[Dataset items]
# # #

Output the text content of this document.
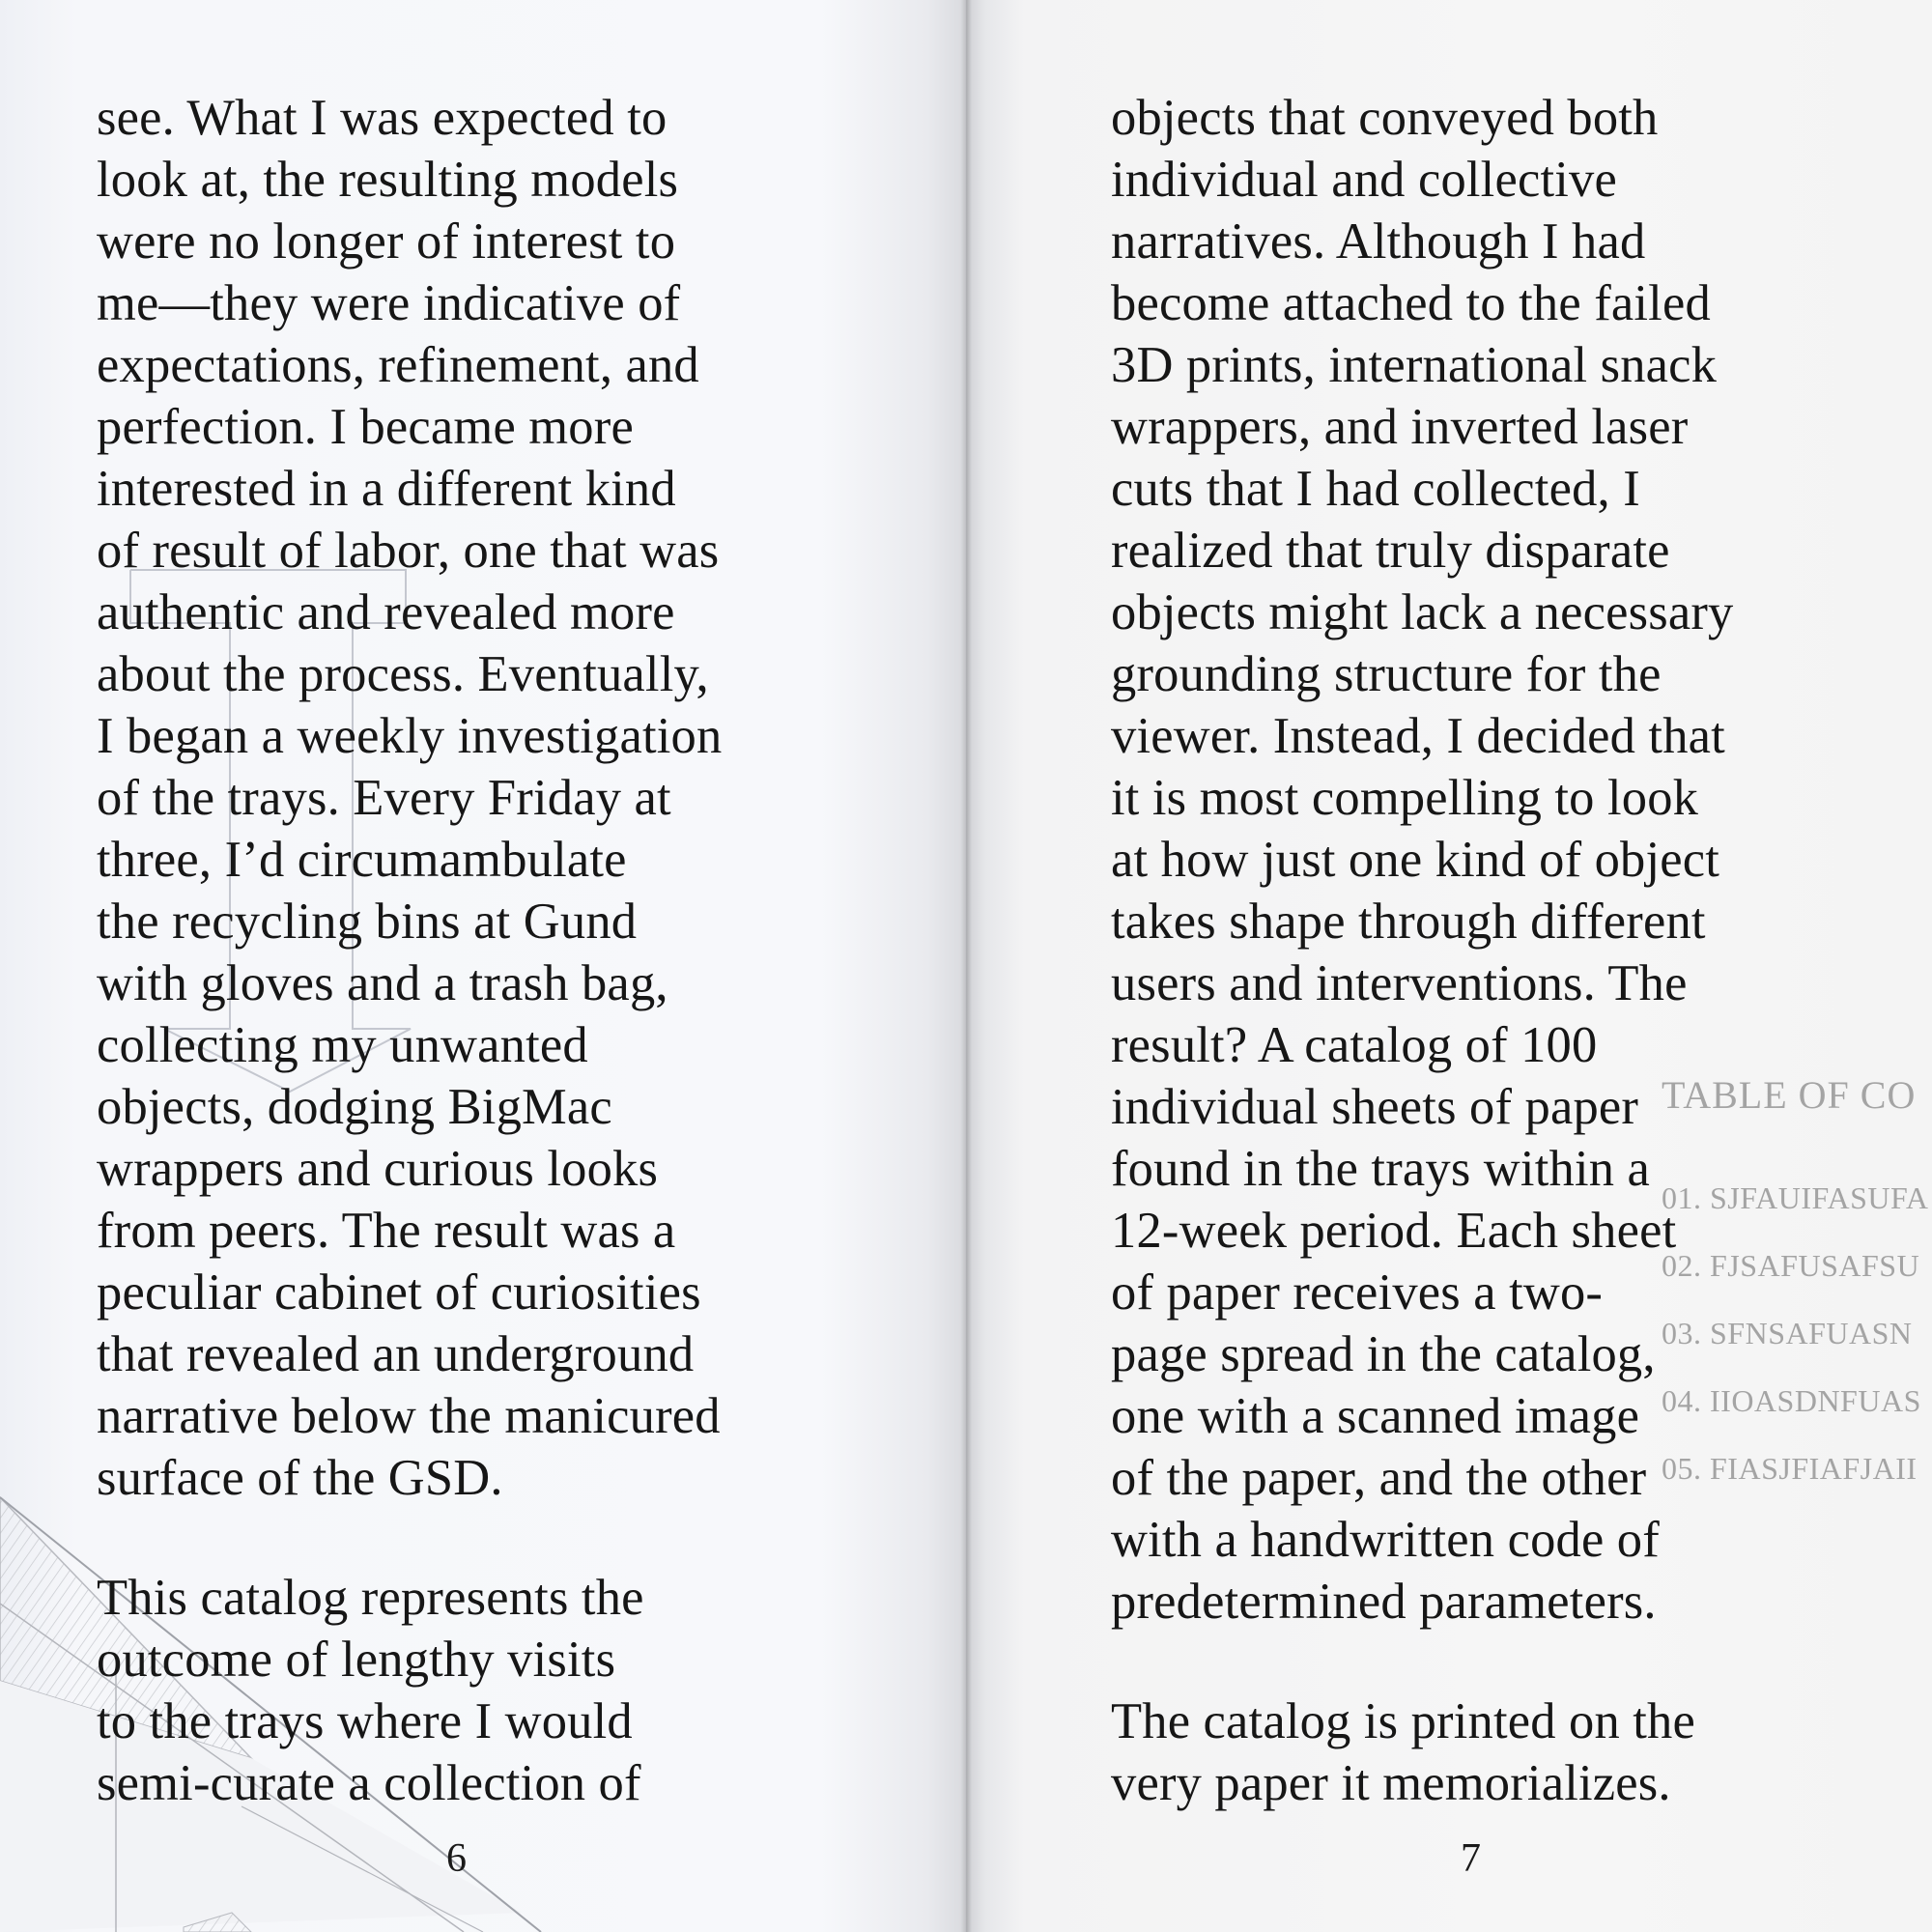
see. What I was expected to
look at, the resulting models
were no longer of interest to
me—they were indicative of
expectations, refinement, and
perfection. I became more
interested in a different kind
of result of labor, one that was
authentic and revealed more
about the process. Eventually,
I began a weekly investigation
of the trays. Every Friday at
three, I’d circumambulate
the recycling bins at Gund
with gloves and a trash bag,
collecting my unwanted
objects, dodging BigMac
wrappers and curious looks
from peers. The result was a
peculiar cabinet of curiosities
that revealed an underground
narrative below the manicured
surface of the GSD.

This catalog represents the
outcome of lengthy visits
to the trays where I would
semi-curate a collection of

6
TABLE OF CO
01. SJFAUIFASUFA
02. FJSAFUSAFSU
03. SFNSAFUASN
04. IIOASDNFUAS
05. FIASJFIAFJAII

objects that conveyed both
individual and collective
narratives. Although I had
become attached to the failed
3D prints, international snack
wrappers, and inverted laser
cuts that I had collected, I
realized that truly disparate
objects might lack a necessary
grounding structure for the
viewer. Instead, I decided that
it is most compelling to look
at how just one kind of object
takes shape through different
users and interventions. The
result? A catalog of 100
individual sheets of paper
found in the trays within a
12-week period. Each sheet
of paper receives a two-
page spread in the catalog,
one with a scanned image
of the paper, and the other
with a handwritten code of
predetermined parameters.

The catalog is printed on the
very paper it memorializes.

7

# # #

Stated problem
Transcribe the records above exactly, omitting every picture they contain.

Expected answer
Output the text content of this document.
see. What I was expected to
look at, the resulting models
were no longer of interest to
me—they were indicative of
expectations, refinement, and
perfection. I became more
interested in a different kind
of result of labor, one that was
authentic and revealed more
about the process. Eventually,
I began a weekly investigation
of the trays. Every Friday at
three, I’d circumambulate
the recycling bins at Gund
with gloves and a trash bag,
collecting my unwanted
objects, dodging BigMac
wrappers and curious looks
from peers. The result was a
peculiar cabinet of curiosities
that revealed an underground
narrative below the manicured
surface of the GSD.

This catalog represents the
outcome of lengthy visits
to the trays where I would
semi-curate a collection of

6
TABLE OF CO
01. SJFAUIFASUFA
02. FJSAFUSAFSU
03. SFNSAFUASN
04. IIOASDNFUAS
05. FIASJFIAFJAII

objects that conveyed both
individual and collective
narratives. Although I had
become attached to the failed
3D prints, international snack
wrappers, and inverted laser
cuts that I had collected, I
realized that truly disparate
objects might lack a necessary
grounding structure for the
viewer. Instead, I decided that
it is most compelling to look
at how just one kind of object
takes shape through different
users and interventions. The
result? A catalog of 100
individual sheets of paper
found in the trays within a
12-week period. Each sheet
of paper receives a two-
page spread in the catalog,
one with a scanned image
of the paper, and the other
with a handwritten code of
predetermined parameters.

The catalog is printed on the
very paper it memorializes.

7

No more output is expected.